[Supplied records]

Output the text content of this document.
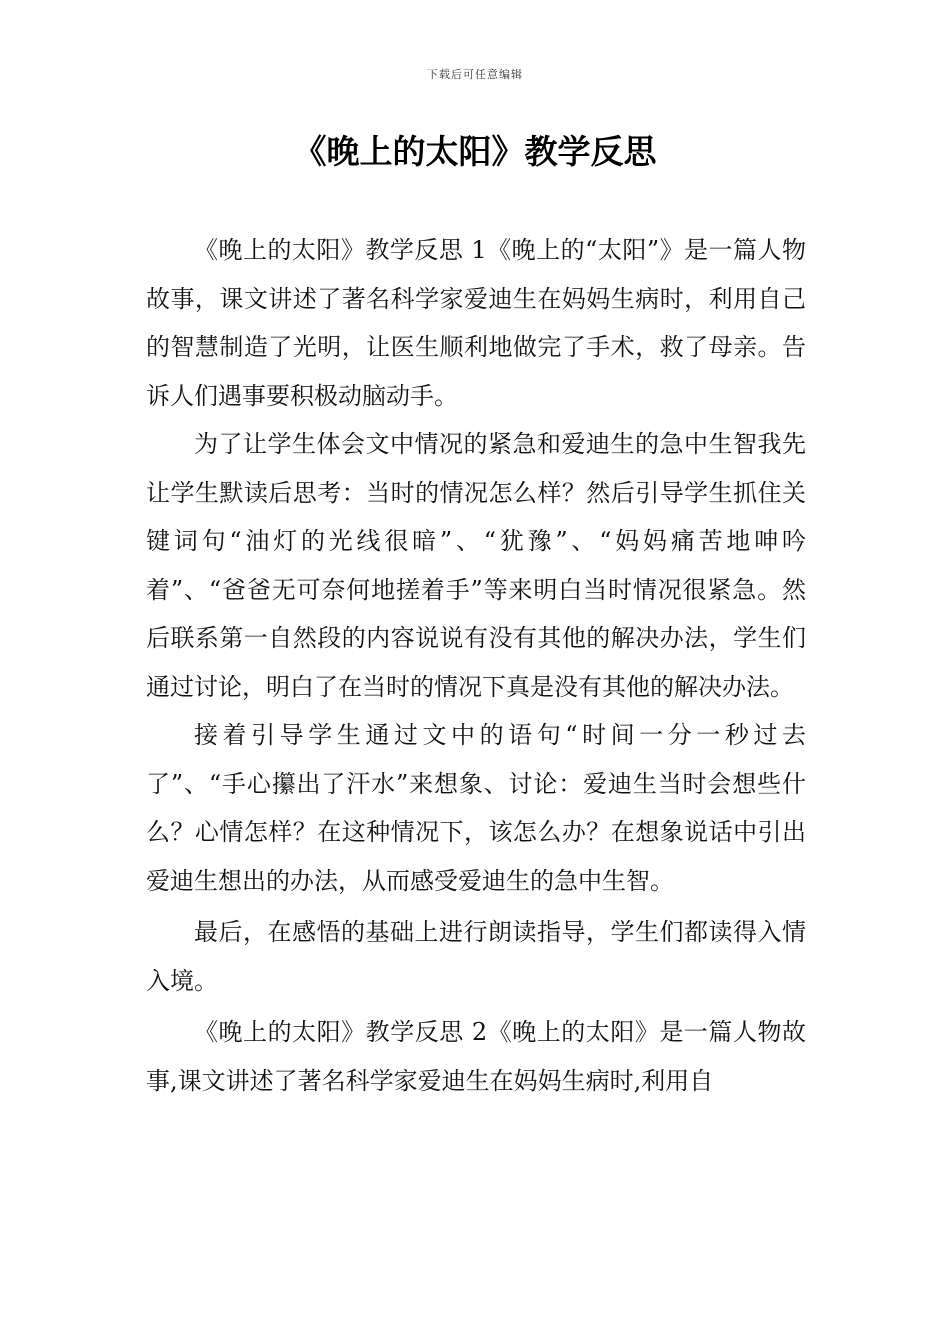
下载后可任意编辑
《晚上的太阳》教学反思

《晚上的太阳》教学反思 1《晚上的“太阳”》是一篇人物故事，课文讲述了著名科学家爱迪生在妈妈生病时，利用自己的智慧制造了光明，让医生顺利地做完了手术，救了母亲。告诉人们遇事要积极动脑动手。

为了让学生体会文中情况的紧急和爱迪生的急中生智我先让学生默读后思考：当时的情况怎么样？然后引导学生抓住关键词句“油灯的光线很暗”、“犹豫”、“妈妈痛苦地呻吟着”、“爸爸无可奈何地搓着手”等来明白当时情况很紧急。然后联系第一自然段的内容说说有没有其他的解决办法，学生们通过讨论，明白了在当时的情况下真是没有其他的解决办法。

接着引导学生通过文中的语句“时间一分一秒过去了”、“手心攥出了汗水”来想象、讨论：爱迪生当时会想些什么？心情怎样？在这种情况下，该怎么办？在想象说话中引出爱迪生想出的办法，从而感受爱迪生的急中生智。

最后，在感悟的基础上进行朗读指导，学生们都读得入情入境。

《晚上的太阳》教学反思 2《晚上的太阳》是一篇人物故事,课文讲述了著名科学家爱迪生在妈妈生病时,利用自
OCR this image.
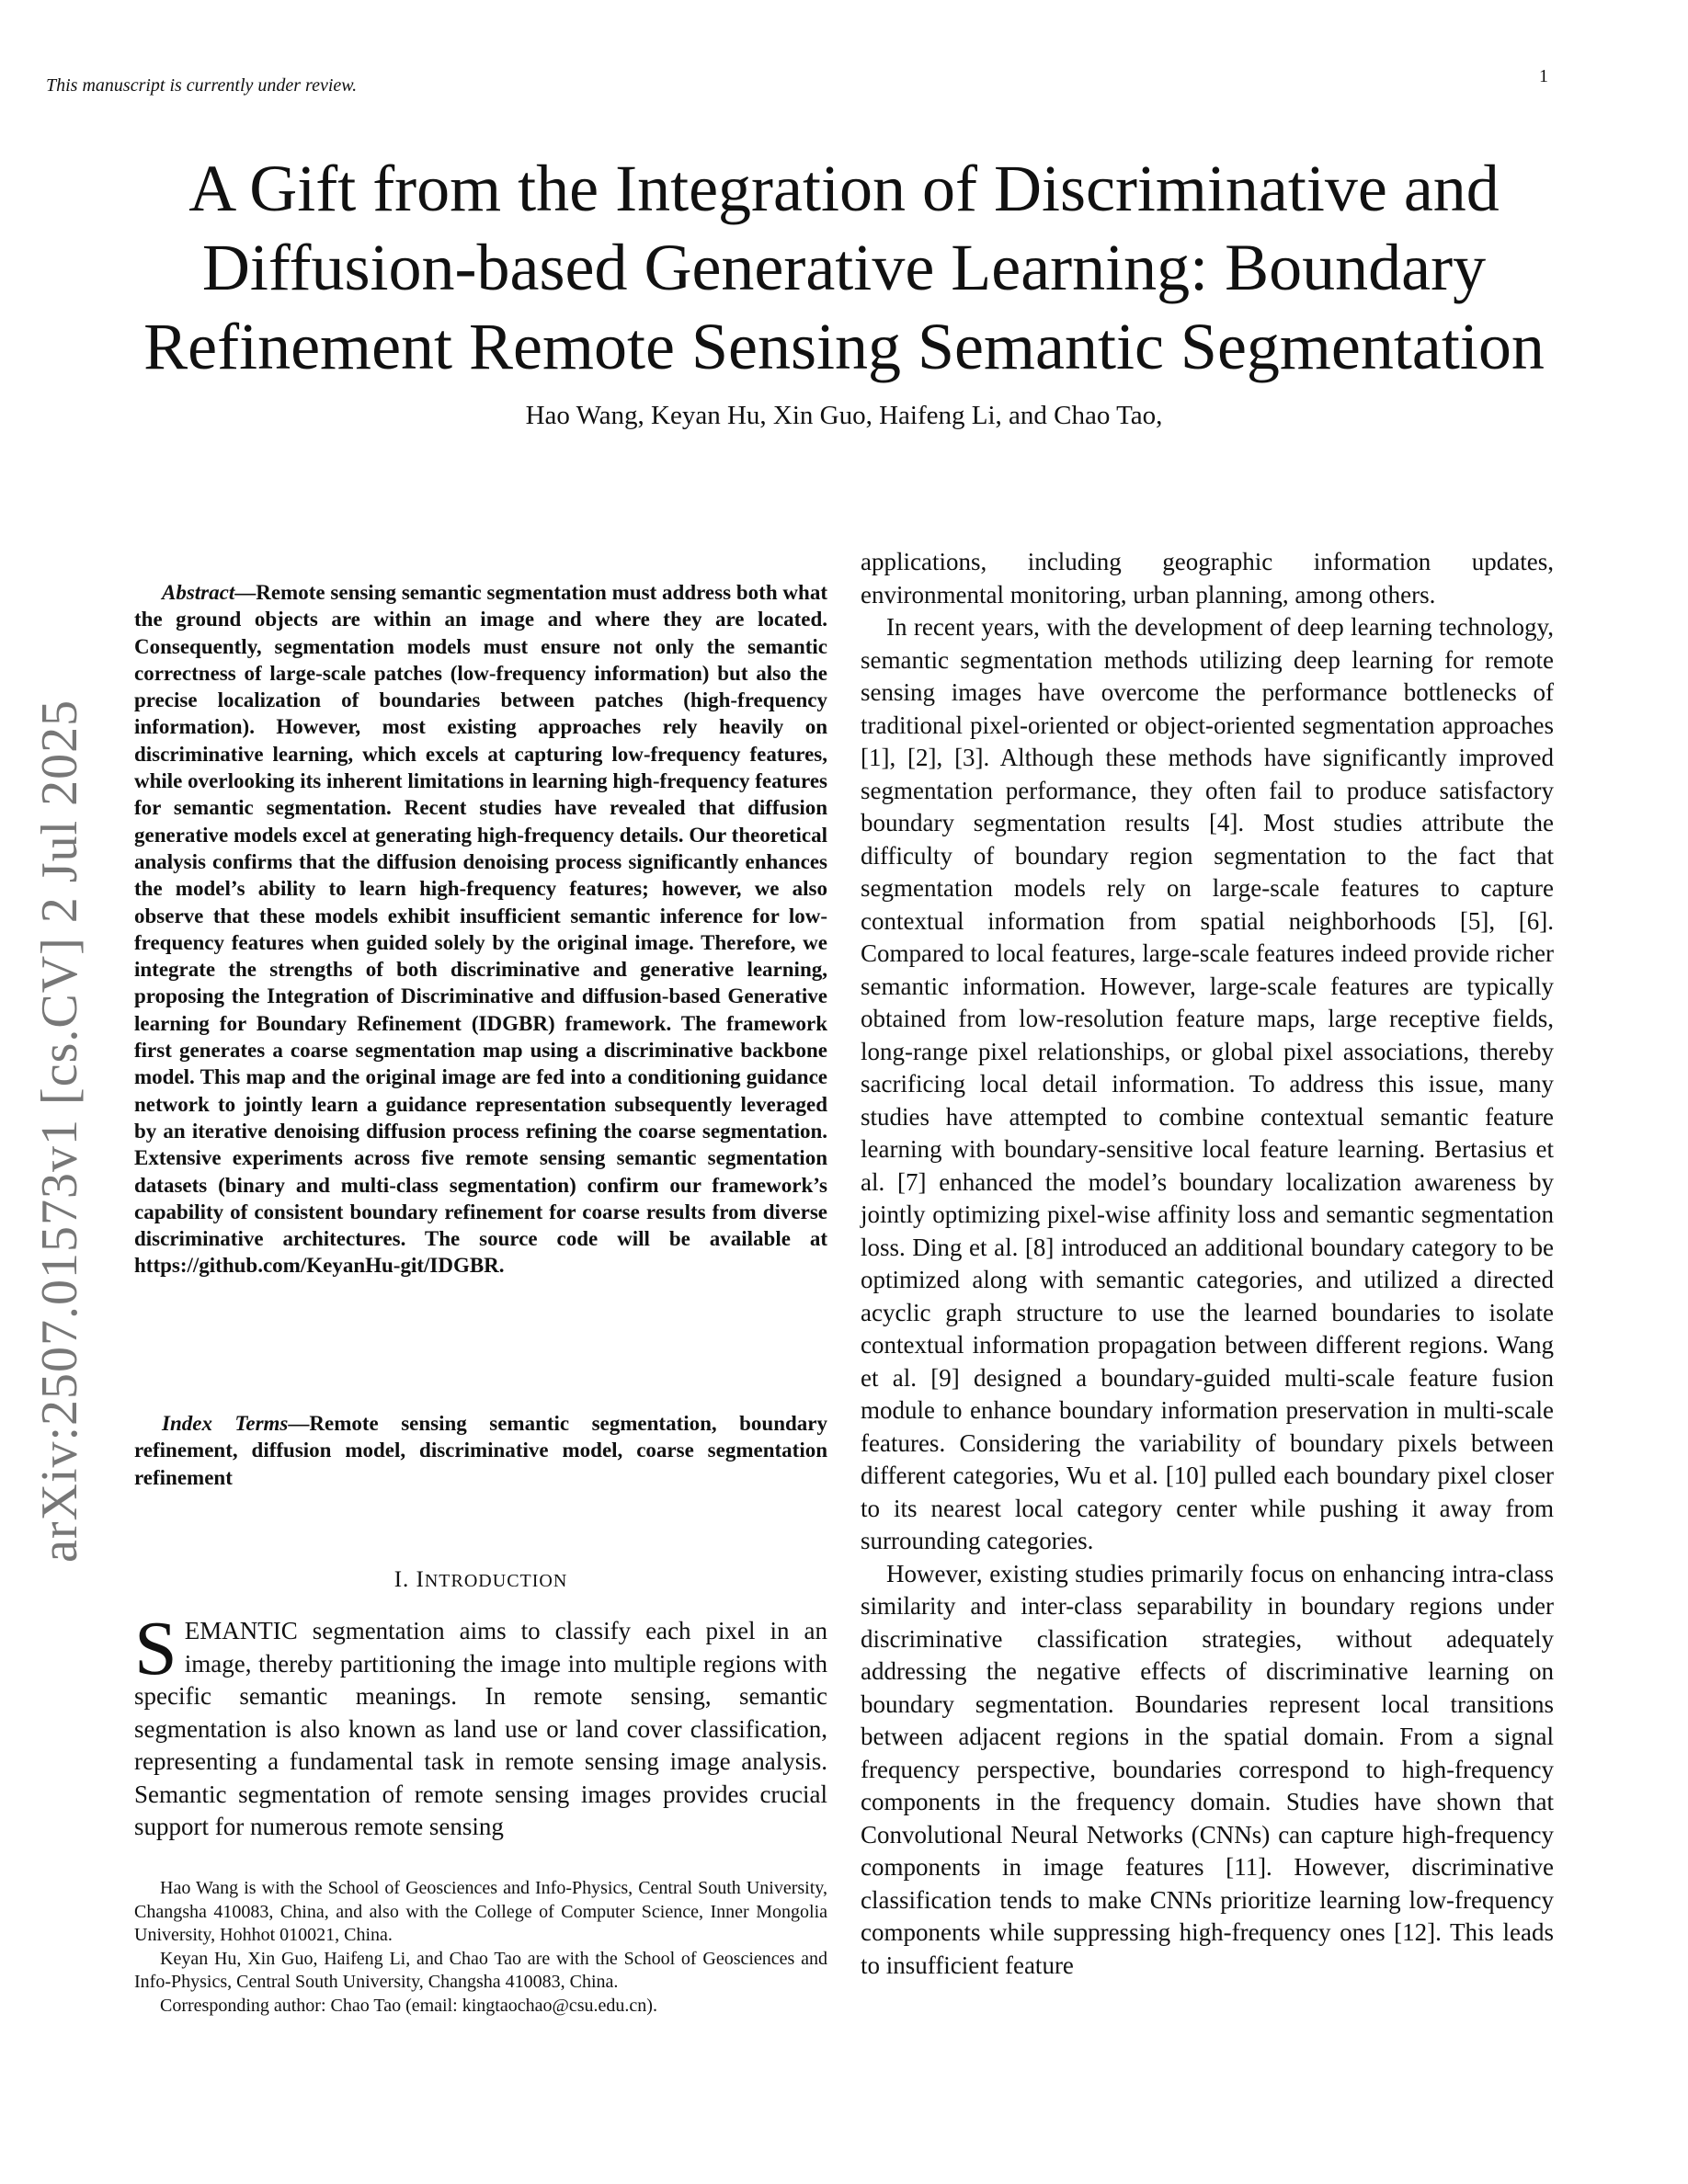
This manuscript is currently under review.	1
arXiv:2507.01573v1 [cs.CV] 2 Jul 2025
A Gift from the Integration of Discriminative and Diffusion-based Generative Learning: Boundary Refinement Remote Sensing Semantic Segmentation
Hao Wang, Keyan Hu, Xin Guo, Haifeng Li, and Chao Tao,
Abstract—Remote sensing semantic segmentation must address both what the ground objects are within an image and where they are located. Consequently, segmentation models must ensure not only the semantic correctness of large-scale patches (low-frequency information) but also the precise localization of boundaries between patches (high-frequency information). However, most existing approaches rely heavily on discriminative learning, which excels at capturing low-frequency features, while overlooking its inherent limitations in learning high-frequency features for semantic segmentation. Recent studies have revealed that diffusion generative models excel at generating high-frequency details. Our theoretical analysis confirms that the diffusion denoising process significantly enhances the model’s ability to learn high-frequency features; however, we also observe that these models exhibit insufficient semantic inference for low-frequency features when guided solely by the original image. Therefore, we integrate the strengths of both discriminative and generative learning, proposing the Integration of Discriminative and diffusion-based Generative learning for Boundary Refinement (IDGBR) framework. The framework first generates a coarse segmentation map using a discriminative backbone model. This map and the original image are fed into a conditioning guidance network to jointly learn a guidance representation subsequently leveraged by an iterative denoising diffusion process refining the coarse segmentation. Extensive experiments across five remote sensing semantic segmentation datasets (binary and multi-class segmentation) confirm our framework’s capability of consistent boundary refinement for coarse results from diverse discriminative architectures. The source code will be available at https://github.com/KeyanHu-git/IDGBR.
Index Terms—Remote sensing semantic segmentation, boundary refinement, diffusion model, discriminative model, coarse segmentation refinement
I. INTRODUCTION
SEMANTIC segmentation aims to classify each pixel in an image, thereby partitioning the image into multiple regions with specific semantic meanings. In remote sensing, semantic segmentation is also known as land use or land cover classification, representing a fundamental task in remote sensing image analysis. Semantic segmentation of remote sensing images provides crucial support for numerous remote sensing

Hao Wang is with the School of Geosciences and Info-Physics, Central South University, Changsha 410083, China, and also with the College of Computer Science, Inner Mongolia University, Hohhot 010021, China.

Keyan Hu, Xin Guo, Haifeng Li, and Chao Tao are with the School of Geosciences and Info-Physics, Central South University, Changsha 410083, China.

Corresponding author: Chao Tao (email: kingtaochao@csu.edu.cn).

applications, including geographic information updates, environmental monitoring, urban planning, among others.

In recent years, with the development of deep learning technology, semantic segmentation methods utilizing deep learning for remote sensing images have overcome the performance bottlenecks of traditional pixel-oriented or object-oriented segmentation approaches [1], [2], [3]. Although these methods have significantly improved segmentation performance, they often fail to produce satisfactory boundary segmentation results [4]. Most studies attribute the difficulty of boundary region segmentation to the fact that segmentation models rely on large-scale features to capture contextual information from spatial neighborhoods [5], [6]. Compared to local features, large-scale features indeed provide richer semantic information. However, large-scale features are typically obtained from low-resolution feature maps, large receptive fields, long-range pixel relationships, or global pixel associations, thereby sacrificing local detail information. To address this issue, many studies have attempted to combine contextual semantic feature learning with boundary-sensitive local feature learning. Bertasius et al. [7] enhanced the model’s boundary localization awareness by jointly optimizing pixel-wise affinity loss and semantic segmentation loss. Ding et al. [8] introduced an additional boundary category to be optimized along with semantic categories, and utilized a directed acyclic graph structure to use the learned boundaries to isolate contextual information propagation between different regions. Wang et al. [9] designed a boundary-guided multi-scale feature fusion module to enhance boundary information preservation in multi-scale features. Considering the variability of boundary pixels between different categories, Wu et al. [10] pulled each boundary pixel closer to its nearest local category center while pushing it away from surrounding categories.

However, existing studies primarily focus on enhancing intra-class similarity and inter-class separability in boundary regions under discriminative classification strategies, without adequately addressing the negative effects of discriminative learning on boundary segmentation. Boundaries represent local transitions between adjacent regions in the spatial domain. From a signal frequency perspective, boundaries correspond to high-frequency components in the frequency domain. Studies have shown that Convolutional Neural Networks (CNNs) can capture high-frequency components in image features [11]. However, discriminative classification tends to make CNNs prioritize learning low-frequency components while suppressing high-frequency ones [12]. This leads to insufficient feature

[Stated goal]
Check each line of the entries for the string "Changsha". Copy the lines that have it.

[Completed exercise]
Hao Wang is with the School of Geosciences and Info-Physics, Central South University, Changsha 410083, China, and also with the College of Computer Science, Inner Mongolia University, Hohhot 010021, China.
Keyan Hu, Xin Guo, Haifeng Li, and Chao Tao are with the School of Geosciences and Info-Physics, Central South University, Changsha 410083, China.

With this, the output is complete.